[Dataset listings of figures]
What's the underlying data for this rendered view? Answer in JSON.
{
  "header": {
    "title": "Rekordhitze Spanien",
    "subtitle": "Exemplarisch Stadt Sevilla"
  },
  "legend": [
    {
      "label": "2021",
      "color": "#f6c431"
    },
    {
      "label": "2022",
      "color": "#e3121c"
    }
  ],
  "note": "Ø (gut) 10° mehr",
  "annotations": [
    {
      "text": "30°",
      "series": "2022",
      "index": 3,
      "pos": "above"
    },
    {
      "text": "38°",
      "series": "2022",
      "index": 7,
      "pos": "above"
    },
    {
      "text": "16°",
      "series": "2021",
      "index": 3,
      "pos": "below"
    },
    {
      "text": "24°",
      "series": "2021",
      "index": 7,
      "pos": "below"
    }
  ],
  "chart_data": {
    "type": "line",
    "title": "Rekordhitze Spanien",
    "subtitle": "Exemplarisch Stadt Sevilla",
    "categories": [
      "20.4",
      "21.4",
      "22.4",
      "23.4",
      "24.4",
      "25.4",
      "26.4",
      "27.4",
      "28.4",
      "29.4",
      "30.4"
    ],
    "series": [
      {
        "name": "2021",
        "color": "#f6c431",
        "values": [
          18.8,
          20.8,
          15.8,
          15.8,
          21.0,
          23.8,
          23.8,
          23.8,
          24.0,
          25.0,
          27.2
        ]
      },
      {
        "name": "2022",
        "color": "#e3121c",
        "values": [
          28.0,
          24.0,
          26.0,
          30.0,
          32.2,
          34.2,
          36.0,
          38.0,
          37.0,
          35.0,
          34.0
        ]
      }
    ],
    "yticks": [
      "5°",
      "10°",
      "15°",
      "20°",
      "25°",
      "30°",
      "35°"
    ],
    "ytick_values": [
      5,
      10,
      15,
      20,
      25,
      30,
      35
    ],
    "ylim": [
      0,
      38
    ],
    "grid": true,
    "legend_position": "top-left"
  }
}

* * *

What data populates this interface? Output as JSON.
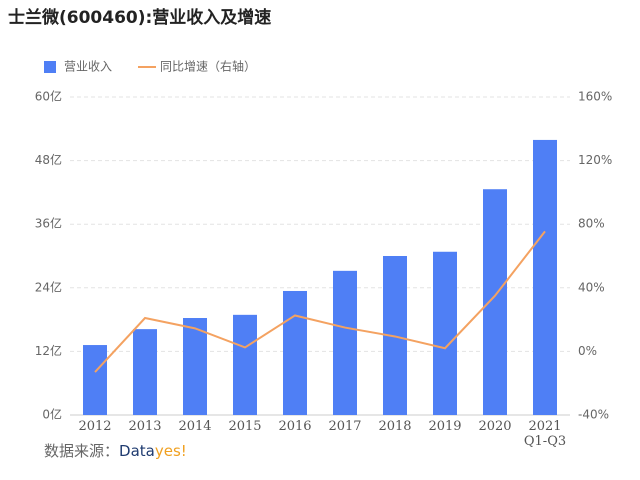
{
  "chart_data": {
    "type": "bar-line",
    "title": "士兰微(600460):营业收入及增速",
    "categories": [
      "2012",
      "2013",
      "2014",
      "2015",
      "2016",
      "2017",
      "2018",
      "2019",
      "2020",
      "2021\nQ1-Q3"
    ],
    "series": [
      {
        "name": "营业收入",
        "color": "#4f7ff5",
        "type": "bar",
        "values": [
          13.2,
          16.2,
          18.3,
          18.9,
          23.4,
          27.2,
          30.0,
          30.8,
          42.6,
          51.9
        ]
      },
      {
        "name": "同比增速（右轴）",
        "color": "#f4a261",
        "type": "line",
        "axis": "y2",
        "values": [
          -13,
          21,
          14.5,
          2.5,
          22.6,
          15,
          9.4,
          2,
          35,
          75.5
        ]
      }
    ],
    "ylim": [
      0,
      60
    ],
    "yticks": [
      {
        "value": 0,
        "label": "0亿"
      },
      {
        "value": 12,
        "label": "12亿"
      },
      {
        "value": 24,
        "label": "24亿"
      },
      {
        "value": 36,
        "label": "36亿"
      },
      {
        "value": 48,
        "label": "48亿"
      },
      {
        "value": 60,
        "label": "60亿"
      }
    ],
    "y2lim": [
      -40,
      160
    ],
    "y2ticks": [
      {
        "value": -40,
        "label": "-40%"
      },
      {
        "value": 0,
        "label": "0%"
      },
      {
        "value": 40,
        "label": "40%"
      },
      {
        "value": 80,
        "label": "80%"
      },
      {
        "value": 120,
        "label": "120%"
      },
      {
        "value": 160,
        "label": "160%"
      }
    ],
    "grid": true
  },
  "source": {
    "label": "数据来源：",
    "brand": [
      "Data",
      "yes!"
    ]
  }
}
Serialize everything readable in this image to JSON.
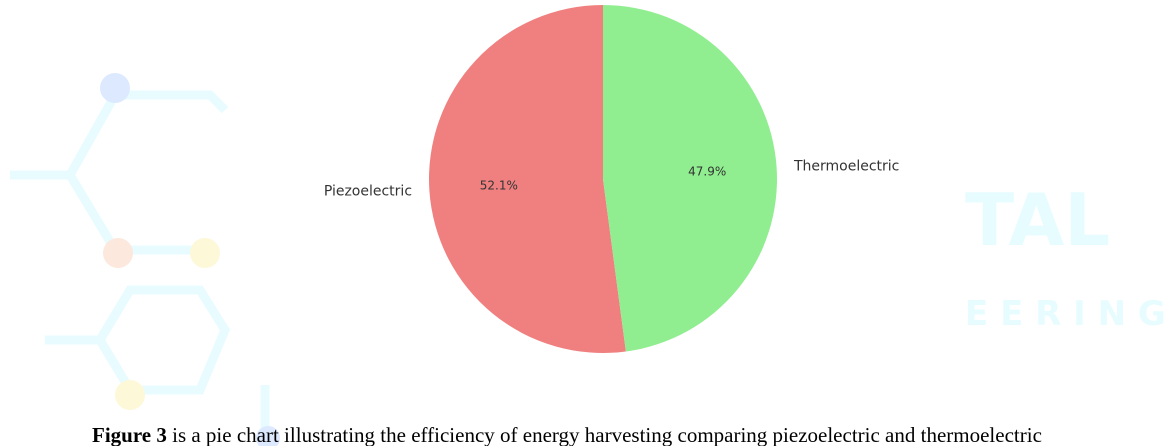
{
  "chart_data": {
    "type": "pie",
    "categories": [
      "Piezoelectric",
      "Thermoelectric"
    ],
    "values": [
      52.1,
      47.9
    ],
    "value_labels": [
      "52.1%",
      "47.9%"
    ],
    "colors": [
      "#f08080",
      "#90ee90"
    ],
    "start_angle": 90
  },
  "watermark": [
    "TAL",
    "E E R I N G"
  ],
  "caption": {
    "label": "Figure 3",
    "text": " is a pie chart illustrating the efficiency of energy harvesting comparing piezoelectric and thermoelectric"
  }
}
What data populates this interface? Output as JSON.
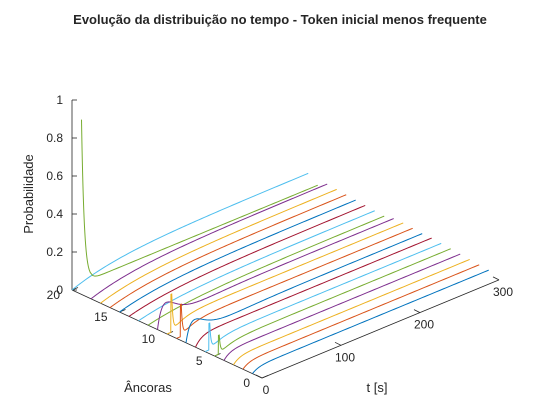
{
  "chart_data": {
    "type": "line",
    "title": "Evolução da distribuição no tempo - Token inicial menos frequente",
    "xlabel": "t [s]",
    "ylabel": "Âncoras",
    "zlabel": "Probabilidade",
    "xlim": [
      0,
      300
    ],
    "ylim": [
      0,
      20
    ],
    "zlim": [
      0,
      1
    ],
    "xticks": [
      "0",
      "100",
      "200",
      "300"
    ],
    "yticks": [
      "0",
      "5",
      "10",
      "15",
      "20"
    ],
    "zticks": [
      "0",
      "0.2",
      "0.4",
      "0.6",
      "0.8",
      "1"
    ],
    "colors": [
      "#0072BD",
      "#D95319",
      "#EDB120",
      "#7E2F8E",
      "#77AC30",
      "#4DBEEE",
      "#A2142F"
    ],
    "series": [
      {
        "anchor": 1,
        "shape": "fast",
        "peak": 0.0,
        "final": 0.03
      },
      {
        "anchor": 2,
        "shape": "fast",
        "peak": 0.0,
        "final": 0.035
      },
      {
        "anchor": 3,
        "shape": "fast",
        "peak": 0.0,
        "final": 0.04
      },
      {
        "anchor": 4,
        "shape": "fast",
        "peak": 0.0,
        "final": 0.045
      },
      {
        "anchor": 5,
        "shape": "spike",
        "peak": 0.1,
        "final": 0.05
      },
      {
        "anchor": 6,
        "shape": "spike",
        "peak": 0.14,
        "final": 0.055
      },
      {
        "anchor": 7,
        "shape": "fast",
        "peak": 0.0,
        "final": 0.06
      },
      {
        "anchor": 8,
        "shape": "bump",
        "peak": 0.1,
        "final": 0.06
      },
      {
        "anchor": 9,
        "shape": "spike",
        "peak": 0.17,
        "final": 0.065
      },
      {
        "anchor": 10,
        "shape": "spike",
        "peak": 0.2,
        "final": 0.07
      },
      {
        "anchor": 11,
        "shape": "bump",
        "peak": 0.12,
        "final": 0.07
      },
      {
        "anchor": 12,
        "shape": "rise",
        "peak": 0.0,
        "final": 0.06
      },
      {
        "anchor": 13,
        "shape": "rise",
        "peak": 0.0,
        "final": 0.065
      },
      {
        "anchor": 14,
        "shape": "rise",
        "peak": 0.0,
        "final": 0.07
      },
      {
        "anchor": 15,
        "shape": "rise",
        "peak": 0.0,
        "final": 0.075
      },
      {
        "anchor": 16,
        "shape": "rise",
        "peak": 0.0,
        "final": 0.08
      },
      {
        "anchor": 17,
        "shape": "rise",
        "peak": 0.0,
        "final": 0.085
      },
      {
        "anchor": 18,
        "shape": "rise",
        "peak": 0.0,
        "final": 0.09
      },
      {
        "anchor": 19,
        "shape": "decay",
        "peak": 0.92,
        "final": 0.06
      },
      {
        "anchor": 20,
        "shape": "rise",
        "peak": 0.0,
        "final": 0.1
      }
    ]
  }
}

Problem statement = Work out how many lines above have the string "Sevilla" in them, and give only the number.

Written response = 2